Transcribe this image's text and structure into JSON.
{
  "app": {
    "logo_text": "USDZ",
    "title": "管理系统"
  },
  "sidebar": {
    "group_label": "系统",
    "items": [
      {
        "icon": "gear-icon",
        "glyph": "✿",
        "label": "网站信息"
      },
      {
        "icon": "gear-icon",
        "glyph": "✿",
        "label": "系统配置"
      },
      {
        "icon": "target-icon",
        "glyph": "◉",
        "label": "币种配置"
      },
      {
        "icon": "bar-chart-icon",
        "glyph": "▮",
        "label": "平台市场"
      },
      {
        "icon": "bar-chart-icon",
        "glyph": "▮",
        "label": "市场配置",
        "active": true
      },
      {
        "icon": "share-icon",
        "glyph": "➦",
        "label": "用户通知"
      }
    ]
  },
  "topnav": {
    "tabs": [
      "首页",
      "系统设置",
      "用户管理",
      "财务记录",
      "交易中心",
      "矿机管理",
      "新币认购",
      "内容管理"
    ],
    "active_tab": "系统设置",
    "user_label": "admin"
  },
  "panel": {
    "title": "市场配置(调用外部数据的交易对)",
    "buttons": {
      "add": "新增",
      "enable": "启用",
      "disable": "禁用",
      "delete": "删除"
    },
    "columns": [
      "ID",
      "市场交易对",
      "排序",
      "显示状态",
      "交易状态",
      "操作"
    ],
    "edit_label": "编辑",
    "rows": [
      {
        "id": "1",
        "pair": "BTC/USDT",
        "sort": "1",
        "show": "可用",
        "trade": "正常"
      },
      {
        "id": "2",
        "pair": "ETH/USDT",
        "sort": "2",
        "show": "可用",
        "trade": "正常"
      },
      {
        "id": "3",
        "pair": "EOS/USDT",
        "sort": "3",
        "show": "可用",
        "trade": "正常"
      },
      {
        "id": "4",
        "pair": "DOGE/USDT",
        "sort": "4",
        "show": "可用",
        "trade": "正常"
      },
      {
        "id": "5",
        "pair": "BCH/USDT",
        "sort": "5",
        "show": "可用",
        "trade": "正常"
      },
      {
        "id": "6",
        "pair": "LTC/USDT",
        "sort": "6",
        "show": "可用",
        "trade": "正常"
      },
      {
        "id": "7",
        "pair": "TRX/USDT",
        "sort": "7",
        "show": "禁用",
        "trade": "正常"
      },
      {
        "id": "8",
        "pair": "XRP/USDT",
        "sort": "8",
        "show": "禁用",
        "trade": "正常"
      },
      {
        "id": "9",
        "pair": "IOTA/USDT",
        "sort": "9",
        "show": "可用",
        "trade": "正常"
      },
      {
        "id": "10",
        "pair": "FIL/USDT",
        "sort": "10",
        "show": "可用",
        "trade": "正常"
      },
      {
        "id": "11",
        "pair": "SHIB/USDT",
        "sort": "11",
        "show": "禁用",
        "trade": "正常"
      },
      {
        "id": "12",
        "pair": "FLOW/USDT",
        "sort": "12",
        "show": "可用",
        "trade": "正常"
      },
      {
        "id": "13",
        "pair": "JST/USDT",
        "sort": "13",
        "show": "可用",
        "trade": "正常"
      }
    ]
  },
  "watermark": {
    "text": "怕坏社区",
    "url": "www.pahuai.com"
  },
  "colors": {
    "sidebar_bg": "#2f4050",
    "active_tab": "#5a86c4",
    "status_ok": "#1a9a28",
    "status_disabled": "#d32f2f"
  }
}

+---+

REQUIRED WORK: Return all of the above records exactly, leaving no line out.

OUTPUT FOR THIS TASK:
Transcribe this image's text and structure into JSON.
{
  "app": {
    "logo_text": "USDZ",
    "title": "管理系统"
  },
  "sidebar": {
    "group_label": "系统",
    "items": [
      {
        "icon": "gear-icon",
        "glyph": "✿",
        "label": "网站信息"
      },
      {
        "icon": "gear-icon",
        "glyph": "✿",
        "label": "系统配置"
      },
      {
        "icon": "target-icon",
        "glyph": "◉",
        "label": "币种配置"
      },
      {
        "icon": "bar-chart-icon",
        "glyph": "▮",
        "label": "平台市场"
      },
      {
        "icon": "bar-chart-icon",
        "glyph": "▮",
        "label": "市场配置",
        "active": true
      },
      {
        "icon": "share-icon",
        "glyph": "➦",
        "label": "用户通知"
      }
    ]
  },
  "topnav": {
    "tabs": [
      "首页",
      "系统设置",
      "用户管理",
      "财务记录",
      "交易中心",
      "矿机管理",
      "新币认购",
      "内容管理"
    ],
    "active_tab": "系统设置",
    "user_label": "admin"
  },
  "panel": {
    "title": "市场配置(调用外部数据的交易对)",
    "buttons": {
      "add": "新增",
      "enable": "启用",
      "disable": "禁用",
      "delete": "删除"
    },
    "columns": [
      "ID",
      "市场交易对",
      "排序",
      "显示状态",
      "交易状态",
      "操作"
    ],
    "edit_label": "编辑",
    "rows": [
      {
        "id": "1",
        "pair": "BTC/USDT",
        "sort": "1",
        "show": "可用",
        "trade": "正常"
      },
      {
        "id": "2",
        "pair": "ETH/USDT",
        "sort": "2",
        "show": "可用",
        "trade": "正常"
      },
      {
        "id": "3",
        "pair": "EOS/USDT",
        "sort": "3",
        "show": "可用",
        "trade": "正常"
      },
      {
        "id": "4",
        "pair": "DOGE/USDT",
        "sort": "4",
        "show": "可用",
        "trade": "正常"
      },
      {
        "id": "5",
        "pair": "BCH/USDT",
        "sort": "5",
        "show": "可用",
        "trade": "正常"
      },
      {
        "id": "6",
        "pair": "LTC/USDT",
        "sort": "6",
        "show": "可用",
        "trade": "正常"
      },
      {
        "id": "7",
        "pair": "TRX/USDT",
        "sort": "7",
        "show": "禁用",
        "trade": "正常"
      },
      {
        "id": "8",
        "pair": "XRP/USDT",
        "sort": "8",
        "show": "禁用",
        "trade": "正常"
      },
      {
        "id": "9",
        "pair": "IOTA/USDT",
        "sort": "9",
        "show": "可用",
        "trade": "正常"
      },
      {
        "id": "10",
        "pair": "FIL/USDT",
        "sort": "10",
        "show": "可用",
        "trade": "正常"
      },
      {
        "id": "11",
        "pair": "SHIB/USDT",
        "sort": "11",
        "show": "禁用",
        "trade": "正常"
      },
      {
        "id": "12",
        "pair": "FLOW/USDT",
        "sort": "12",
        "show": "可用",
        "trade": "正常"
      },
      {
        "id": "13",
        "pair": "JST/USDT",
        "sort": "13",
        "show": "可用",
        "trade": "正常"
      }
    ]
  },
  "watermark": {
    "text": "怕坏社区",
    "url": "www.pahuai.com"
  },
  "colors": {
    "sidebar_bg": "#2f4050",
    "active_tab": "#5a86c4",
    "status_ok": "#1a9a28",
    "status_disabled": "#d32f2f"
  }
}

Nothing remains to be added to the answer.